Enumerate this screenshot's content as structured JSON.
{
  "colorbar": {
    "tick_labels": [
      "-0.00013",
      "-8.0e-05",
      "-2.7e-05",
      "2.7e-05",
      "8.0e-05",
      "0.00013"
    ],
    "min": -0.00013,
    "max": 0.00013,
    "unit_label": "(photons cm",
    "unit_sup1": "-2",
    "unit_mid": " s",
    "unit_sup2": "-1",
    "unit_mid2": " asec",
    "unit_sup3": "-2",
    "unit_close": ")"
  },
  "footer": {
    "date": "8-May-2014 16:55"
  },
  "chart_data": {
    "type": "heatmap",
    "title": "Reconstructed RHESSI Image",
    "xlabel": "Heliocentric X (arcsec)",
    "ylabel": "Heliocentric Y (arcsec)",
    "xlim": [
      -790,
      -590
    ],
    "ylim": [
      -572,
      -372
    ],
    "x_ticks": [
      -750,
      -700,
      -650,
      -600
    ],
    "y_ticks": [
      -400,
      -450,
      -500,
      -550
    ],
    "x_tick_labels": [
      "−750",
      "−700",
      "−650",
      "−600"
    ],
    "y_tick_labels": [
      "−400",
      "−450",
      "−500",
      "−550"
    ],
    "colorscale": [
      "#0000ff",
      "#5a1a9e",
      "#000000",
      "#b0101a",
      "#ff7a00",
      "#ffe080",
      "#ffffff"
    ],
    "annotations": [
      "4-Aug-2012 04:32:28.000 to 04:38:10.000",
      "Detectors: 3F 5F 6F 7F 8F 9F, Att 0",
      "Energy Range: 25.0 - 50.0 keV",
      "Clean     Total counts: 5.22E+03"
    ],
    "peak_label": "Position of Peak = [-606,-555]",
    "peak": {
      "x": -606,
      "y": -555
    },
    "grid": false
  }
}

▶ [What you have to do]:
Give all the records again. Match them exactly.

▶ [Answer to this exercise]:
Enumerate this screenshot's content as structured JSON.
{
  "colorbar": {
    "tick_labels": [
      "-0.00013",
      "-8.0e-05",
      "-2.7e-05",
      "2.7e-05",
      "8.0e-05",
      "0.00013"
    ],
    "min": -0.00013,
    "max": 0.00013,
    "unit_label": "(photons cm",
    "unit_sup1": "-2",
    "unit_mid": " s",
    "unit_sup2": "-1",
    "unit_mid2": " asec",
    "unit_sup3": "-2",
    "unit_close": ")"
  },
  "footer": {
    "date": "8-May-2014 16:55"
  },
  "chart_data": {
    "type": "heatmap",
    "title": "Reconstructed RHESSI Image",
    "xlabel": "Heliocentric X (arcsec)",
    "ylabel": "Heliocentric Y (arcsec)",
    "xlim": [
      -790,
      -590
    ],
    "ylim": [
      -572,
      -372
    ],
    "x_ticks": [
      -750,
      -700,
      -650,
      -600
    ],
    "y_ticks": [
      -400,
      -450,
      -500,
      -550
    ],
    "x_tick_labels": [
      "−750",
      "−700",
      "−650",
      "−600"
    ],
    "y_tick_labels": [
      "−400",
      "−450",
      "−500",
      "−550"
    ],
    "colorscale": [
      "#0000ff",
      "#5a1a9e",
      "#000000",
      "#b0101a",
      "#ff7a00",
      "#ffe080",
      "#ffffff"
    ],
    "annotations": [
      "4-Aug-2012 04:32:28.000 to 04:38:10.000",
      "Detectors: 3F 5F 6F 7F 8F 9F, Att 0",
      "Energy Range: 25.0 - 50.0 keV",
      "Clean     Total counts: 5.22E+03"
    ],
    "peak_label": "Position of Peak = [-606,-555]",
    "peak": {
      "x": -606,
      "y": -555
    },
    "grid": false
  }
}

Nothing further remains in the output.